>> Begin Data shown
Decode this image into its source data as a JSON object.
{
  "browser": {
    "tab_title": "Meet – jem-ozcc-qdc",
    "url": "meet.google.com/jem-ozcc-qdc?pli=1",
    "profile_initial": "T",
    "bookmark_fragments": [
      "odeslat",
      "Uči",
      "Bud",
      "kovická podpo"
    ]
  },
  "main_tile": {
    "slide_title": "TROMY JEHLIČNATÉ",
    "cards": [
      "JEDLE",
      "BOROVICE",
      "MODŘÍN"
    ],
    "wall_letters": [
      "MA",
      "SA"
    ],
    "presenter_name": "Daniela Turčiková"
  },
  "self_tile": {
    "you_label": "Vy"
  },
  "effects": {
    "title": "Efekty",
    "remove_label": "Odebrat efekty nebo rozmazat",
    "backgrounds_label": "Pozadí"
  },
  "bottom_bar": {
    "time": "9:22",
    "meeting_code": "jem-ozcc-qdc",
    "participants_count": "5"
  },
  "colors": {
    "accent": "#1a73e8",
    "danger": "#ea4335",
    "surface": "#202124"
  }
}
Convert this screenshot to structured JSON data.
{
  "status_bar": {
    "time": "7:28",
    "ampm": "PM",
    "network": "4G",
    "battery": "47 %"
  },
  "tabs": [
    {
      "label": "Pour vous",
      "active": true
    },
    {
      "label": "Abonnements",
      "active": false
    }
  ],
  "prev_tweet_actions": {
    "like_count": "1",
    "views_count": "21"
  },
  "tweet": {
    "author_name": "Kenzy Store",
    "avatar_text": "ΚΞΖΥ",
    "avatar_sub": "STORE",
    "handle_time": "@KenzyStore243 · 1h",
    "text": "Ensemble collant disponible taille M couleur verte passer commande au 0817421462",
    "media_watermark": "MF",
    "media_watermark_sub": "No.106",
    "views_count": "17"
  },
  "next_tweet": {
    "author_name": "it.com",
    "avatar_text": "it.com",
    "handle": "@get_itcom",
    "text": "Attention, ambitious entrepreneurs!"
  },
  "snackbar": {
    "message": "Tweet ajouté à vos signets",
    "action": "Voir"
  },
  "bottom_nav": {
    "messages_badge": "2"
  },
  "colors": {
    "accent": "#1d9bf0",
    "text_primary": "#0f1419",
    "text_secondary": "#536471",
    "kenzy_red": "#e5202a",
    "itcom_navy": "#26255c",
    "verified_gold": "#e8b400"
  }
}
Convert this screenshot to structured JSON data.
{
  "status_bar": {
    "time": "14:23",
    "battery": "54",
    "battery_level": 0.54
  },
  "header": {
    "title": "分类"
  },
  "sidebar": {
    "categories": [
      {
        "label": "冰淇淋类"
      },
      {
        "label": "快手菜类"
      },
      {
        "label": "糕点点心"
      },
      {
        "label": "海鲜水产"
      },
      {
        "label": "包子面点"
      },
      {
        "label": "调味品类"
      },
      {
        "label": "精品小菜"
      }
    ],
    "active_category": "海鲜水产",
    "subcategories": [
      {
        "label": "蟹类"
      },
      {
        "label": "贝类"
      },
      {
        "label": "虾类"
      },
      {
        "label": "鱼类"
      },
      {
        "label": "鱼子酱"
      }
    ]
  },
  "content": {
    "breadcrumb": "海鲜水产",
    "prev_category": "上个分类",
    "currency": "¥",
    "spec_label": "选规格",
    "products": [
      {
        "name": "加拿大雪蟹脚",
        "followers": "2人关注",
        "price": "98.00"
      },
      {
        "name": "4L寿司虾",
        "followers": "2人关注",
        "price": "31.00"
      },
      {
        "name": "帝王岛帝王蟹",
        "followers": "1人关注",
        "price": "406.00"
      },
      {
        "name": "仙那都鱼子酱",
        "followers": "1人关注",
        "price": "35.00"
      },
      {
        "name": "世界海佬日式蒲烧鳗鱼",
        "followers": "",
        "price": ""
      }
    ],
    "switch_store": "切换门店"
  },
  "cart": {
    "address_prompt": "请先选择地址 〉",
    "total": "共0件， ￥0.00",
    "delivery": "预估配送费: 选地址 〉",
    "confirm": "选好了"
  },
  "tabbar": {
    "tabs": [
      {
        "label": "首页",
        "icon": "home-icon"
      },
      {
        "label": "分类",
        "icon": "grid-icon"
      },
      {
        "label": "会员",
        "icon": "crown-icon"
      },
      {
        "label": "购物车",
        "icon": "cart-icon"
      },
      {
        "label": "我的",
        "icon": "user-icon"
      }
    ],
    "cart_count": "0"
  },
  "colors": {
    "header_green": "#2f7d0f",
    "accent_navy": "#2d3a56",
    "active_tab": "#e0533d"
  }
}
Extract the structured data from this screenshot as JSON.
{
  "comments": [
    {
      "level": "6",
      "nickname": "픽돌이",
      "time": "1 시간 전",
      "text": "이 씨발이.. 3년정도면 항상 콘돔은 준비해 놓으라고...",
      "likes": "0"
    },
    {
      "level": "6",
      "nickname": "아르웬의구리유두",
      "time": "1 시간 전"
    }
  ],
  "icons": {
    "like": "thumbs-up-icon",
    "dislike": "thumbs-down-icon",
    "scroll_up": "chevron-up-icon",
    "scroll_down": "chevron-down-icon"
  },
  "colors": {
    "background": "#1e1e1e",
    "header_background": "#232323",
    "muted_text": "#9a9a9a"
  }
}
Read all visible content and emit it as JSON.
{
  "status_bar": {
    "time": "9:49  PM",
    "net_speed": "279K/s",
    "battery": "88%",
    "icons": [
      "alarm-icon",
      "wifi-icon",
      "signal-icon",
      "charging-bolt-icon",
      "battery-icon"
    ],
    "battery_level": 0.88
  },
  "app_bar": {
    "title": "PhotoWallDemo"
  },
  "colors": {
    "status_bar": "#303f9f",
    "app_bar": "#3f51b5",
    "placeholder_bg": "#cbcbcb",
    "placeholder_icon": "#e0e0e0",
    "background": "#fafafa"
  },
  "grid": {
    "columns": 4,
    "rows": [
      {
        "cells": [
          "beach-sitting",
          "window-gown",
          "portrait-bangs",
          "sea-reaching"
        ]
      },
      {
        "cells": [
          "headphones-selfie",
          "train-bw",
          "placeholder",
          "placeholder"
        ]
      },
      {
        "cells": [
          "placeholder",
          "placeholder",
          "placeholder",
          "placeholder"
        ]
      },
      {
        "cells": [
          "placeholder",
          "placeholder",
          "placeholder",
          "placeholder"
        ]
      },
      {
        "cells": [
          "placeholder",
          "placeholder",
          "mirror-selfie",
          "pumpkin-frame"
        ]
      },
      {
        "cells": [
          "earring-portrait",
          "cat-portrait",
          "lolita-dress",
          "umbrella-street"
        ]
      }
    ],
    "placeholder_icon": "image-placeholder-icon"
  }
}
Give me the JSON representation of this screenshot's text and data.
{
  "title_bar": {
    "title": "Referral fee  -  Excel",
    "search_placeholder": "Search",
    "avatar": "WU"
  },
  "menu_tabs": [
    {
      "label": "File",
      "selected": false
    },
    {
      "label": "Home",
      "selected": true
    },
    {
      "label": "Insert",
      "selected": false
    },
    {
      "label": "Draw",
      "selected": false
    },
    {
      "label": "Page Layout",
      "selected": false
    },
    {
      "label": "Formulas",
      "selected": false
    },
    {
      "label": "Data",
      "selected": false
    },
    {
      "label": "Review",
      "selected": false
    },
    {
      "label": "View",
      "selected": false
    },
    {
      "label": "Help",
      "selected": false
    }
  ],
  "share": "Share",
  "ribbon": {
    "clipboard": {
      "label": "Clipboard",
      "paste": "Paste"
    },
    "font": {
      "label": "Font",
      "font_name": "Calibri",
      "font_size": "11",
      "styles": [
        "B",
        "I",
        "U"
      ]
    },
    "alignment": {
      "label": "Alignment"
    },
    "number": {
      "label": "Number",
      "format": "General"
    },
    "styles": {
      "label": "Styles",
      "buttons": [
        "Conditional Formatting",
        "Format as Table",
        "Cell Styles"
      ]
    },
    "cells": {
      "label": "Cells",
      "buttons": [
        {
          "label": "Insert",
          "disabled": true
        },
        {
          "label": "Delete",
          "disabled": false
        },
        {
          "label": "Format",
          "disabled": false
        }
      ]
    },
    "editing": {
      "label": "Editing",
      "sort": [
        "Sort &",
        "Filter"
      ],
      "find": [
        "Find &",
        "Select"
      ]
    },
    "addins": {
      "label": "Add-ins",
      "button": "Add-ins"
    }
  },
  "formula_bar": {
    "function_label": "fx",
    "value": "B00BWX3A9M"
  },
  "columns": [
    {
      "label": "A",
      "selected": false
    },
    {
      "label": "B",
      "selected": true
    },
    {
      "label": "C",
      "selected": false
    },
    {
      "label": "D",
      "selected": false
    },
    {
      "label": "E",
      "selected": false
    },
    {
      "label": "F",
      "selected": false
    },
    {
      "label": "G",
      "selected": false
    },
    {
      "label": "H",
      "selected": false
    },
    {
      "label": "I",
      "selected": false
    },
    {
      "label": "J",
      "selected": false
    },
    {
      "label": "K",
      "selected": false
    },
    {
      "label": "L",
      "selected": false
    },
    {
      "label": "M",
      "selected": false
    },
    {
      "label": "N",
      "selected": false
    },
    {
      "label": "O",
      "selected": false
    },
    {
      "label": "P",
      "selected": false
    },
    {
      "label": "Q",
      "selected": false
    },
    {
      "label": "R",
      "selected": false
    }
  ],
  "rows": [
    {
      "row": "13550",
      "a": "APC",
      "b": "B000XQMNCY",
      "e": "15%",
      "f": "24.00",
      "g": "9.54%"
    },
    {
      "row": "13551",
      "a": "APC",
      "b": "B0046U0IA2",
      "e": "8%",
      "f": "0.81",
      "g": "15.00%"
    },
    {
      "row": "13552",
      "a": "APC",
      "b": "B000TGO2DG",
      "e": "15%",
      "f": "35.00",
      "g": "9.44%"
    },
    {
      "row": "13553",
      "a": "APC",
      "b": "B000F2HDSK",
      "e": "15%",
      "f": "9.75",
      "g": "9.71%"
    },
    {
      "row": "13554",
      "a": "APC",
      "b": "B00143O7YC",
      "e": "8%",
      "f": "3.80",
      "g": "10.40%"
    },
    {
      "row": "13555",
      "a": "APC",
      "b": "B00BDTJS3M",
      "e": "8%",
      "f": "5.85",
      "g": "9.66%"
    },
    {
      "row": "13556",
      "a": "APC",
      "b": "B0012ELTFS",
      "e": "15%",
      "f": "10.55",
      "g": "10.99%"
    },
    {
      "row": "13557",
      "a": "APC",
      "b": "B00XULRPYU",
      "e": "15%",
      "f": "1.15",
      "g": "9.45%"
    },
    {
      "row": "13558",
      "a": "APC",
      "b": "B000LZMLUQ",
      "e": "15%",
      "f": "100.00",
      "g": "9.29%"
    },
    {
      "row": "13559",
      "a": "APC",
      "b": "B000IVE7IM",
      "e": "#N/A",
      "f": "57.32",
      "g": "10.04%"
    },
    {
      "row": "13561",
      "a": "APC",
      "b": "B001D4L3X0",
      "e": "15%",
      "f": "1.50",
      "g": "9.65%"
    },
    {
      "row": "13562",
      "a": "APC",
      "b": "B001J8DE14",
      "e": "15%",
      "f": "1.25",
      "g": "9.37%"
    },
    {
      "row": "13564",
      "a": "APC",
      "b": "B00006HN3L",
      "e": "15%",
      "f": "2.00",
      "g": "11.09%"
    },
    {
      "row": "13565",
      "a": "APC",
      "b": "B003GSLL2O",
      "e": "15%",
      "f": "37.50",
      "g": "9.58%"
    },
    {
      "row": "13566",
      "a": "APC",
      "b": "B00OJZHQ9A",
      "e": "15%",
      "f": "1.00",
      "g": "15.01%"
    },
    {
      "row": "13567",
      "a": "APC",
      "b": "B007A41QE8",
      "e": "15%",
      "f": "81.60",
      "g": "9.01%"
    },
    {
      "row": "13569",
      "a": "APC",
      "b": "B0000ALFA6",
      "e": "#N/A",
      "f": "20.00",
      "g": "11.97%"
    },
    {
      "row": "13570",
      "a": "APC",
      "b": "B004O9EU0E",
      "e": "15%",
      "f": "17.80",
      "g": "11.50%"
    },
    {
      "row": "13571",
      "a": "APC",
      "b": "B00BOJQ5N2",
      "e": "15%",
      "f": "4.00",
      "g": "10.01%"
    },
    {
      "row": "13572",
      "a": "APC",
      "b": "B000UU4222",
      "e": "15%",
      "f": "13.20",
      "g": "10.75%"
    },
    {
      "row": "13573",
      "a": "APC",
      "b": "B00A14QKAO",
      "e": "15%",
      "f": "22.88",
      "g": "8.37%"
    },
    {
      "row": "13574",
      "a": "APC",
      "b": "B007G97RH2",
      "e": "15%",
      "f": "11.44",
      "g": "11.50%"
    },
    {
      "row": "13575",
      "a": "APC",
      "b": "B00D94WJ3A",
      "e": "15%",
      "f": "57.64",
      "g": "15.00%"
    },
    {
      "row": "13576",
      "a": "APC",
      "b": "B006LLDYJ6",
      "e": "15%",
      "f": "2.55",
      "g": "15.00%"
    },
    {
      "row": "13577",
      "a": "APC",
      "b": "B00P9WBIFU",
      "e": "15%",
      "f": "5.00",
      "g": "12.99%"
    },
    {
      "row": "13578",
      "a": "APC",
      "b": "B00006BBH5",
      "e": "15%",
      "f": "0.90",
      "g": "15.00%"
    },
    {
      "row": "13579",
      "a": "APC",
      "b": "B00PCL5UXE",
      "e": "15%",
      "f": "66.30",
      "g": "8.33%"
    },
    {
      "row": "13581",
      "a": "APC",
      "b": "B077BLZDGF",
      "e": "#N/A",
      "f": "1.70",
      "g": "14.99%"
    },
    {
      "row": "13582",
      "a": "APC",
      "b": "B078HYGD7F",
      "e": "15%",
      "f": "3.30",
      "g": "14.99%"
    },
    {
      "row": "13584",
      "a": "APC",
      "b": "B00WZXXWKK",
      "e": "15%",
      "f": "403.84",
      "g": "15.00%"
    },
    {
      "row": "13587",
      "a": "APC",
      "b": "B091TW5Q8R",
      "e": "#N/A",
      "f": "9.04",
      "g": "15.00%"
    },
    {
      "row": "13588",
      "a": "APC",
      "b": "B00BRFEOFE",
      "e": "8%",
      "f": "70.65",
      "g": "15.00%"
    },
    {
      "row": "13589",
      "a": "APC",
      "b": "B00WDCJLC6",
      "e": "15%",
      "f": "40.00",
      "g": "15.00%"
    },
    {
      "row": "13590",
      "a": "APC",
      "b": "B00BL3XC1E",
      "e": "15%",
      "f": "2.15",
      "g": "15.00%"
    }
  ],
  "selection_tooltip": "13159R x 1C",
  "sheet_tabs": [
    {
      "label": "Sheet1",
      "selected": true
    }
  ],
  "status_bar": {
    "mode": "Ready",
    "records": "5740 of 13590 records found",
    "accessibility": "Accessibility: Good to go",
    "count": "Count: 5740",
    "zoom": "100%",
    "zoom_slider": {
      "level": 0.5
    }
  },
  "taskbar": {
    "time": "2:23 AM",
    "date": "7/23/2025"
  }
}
>> End Data shown
Collect each line above holding the string "thumbs".

    "like": "thumbs-up-icon",
    "dislike": "thumbs-down-icon",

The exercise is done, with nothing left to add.